Could you print all the entries exactly?

----

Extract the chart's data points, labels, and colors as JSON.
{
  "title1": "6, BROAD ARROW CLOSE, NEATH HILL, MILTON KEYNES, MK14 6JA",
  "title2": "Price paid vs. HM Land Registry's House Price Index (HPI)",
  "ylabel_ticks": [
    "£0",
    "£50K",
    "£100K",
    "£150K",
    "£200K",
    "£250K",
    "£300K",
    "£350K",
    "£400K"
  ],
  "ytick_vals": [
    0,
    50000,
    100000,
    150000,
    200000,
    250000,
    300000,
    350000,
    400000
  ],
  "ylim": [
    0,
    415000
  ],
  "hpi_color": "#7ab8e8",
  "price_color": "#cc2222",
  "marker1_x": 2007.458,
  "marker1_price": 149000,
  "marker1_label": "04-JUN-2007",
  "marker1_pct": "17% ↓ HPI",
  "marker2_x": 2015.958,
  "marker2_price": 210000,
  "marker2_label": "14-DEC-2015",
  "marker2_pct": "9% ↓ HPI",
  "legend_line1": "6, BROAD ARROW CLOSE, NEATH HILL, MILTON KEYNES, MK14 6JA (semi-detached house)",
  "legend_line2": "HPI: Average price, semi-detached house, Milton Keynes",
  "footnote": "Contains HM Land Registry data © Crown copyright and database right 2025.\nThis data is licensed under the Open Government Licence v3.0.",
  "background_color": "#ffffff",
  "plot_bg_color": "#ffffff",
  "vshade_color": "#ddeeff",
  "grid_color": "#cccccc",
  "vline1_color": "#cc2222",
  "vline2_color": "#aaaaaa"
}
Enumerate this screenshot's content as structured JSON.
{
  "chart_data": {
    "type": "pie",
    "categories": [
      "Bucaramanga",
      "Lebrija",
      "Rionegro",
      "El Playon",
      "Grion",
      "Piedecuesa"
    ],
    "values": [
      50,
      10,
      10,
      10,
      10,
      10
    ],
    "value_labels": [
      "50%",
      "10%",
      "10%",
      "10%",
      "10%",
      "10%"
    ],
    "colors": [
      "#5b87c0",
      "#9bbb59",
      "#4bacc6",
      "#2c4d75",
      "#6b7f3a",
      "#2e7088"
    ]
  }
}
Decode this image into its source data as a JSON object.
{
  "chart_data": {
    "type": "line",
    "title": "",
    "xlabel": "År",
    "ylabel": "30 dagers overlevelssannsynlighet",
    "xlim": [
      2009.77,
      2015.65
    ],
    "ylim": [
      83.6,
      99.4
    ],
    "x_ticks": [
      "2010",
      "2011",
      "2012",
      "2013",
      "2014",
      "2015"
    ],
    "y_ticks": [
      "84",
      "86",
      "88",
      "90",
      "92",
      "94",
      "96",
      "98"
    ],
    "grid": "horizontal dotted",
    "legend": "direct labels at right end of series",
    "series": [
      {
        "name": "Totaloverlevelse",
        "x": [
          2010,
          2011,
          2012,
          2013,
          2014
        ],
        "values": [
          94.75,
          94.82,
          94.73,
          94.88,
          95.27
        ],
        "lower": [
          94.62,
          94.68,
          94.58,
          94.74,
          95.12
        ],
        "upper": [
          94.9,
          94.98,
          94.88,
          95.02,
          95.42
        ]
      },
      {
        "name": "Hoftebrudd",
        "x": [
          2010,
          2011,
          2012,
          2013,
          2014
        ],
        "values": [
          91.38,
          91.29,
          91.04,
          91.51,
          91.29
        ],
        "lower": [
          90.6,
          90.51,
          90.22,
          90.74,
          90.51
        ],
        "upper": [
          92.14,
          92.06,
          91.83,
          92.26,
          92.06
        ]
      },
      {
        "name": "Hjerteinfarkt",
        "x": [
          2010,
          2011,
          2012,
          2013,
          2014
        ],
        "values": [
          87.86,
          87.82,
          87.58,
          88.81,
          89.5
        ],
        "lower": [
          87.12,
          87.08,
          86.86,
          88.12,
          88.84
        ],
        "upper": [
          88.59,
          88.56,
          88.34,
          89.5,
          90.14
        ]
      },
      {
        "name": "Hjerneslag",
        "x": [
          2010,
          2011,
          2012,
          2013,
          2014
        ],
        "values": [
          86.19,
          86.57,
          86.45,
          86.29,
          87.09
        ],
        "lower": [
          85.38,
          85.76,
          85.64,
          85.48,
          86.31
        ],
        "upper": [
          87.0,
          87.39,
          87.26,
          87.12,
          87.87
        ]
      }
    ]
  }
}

----

• Final answer:
Extract the chart's data points, labels, and colors as JSON.
{
  "title1": "6, BROAD ARROW CLOSE, NEATH HILL, MILTON KEYNES, MK14 6JA",
  "title2": "Price paid vs. HM Land Registry's House Price Index (HPI)",
  "ylabel_ticks": [
    "£0",
    "£50K",
    "£100K",
    "£150K",
    "£200K",
    "£250K",
    "£300K",
    "£350K",
    "£400K"
  ],
  "ytick_vals": [
    0,
    50000,
    100000,
    150000,
    200000,
    250000,
    300000,
    350000,
    400000
  ],
  "ylim": [
    0,
    415000
  ],
  "hpi_color": "#7ab8e8",
  "price_color": "#cc2222",
  "marker1_x": 2007.458,
  "marker1_price": 149000,
  "marker1_label": "04-JUN-2007",
  "marker1_pct": "17% ↓ HPI",
  "marker2_x": 2015.958,
  "marker2_price": 210000,
  "marker2_label": "14-DEC-2015",
  "marker2_pct": "9% ↓ HPI",
  "legend_line1": "6, BROAD ARROW CLOSE, NEATH HILL, MILTON KEYNES, MK14 6JA (semi-detached house)",
  "legend_line2": "HPI: Average price, semi-detached house, Milton Keynes",
  "footnote": "Contains HM Land Registry data © Crown copyright and database right 2025.\nThis data is licensed under the Open Government Licence v3.0.",
  "background_color": "#ffffff",
  "plot_bg_color": "#ffffff",
  "vshade_color": "#ddeeff",
  "grid_color": "#cccccc",
  "vline1_color": "#cc2222",
  "vline2_color": "#aaaaaa"
}
Enumerate this screenshot's content as structured JSON.
{
  "chart_data": {
    "type": "pie",
    "categories": [
      "Bucaramanga",
      "Lebrija",
      "Rionegro",
      "El Playon",
      "Grion",
      "Piedecuesa"
    ],
    "values": [
      50,
      10,
      10,
      10,
      10,
      10
    ],
    "value_labels": [
      "50%",
      "10%",
      "10%",
      "10%",
      "10%",
      "10%"
    ],
    "colors": [
      "#5b87c0",
      "#9bbb59",
      "#4bacc6",
      "#2c4d75",
      "#6b7f3a",
      "#2e7088"
    ]
  }
}
Decode this image into its source data as a JSON object.
{
  "chart_data": {
    "type": "line",
    "title": "",
    "xlabel": "År",
    "ylabel": "30 dagers overlevelssannsynlighet",
    "xlim": [
      2009.77,
      2015.65
    ],
    "ylim": [
      83.6,
      99.4
    ],
    "x_ticks": [
      "2010",
      "2011",
      "2012",
      "2013",
      "2014",
      "2015"
    ],
    "y_ticks": [
      "84",
      "86",
      "88",
      "90",
      "92",
      "94",
      "96",
      "98"
    ],
    "grid": "horizontal dotted",
    "legend": "direct labels at right end of series",
    "series": [
      {
        "name": "Totaloverlevelse",
        "x": [
          2010,
          2011,
          2012,
          2013,
          2014
        ],
        "values": [
          94.75,
          94.82,
          94.73,
          94.88,
          95.27
        ],
        "lower": [
          94.62,
          94.68,
          94.58,
          94.74,
          95.12
        ],
        "upper": [
          94.9,
          94.98,
          94.88,
          95.02,
          95.42
        ]
      },
      {
        "name": "Hoftebrudd",
        "x": [
          2010,
          2011,
          2012,
          2013,
          2014
        ],
        "values": [
          91.38,
          91.29,
          91.04,
          91.51,
          91.29
        ],
        "lower": [
          90.6,
          90.51,
          90.22,
          90.74,
          90.51
        ],
        "upper": [
          92.14,
          92.06,
          91.83,
          92.26,
          92.06
        ]
      },
      {
        "name": "Hjerteinfarkt",
        "x": [
          2010,
          2011,
          2012,
          2013,
          2014
        ],
        "values": [
          87.86,
          87.82,
          87.58,
          88.81,
          89.5
        ],
        "lower": [
          87.12,
          87.08,
          86.86,
          88.12,
          88.84
        ],
        "upper": [
          88.59,
          88.56,
          88.34,
          89.5,
          90.14
        ]
      },
      {
        "name": "Hjerneslag",
        "x": [
          2010,
          2011,
          2012,
          2013,
          2014
        ],
        "values": [
          86.19,
          86.57,
          86.45,
          86.29,
          87.09
        ],
        "lower": [
          85.38,
          85.76,
          85.64,
          85.48,
          86.31
        ],
        "upper": [
          87.0,
          87.39,
          87.26,
          87.12,
          87.87
        ]
      }
    ]
  }
}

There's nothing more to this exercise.